┌──

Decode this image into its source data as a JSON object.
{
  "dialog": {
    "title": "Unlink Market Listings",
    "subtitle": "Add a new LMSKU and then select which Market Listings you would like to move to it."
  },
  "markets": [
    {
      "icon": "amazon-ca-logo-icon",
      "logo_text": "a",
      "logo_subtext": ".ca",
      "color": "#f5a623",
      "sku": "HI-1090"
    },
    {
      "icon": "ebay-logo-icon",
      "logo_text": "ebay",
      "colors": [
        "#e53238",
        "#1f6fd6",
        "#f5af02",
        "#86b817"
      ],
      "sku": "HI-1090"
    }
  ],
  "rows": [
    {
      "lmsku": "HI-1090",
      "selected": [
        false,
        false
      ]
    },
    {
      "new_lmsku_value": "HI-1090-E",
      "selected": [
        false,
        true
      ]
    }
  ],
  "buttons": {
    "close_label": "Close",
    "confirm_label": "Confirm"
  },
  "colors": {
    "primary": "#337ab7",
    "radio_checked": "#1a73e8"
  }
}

└──

OBJECTIVE —
Reproduce each line of the material containing the word "Listings".

RESPONSE TO THE TASK —
    "title": "Unlink Market Listings",
    "subtitle": "Add a new LMSKU and then select which Market Listings you would like to move to it."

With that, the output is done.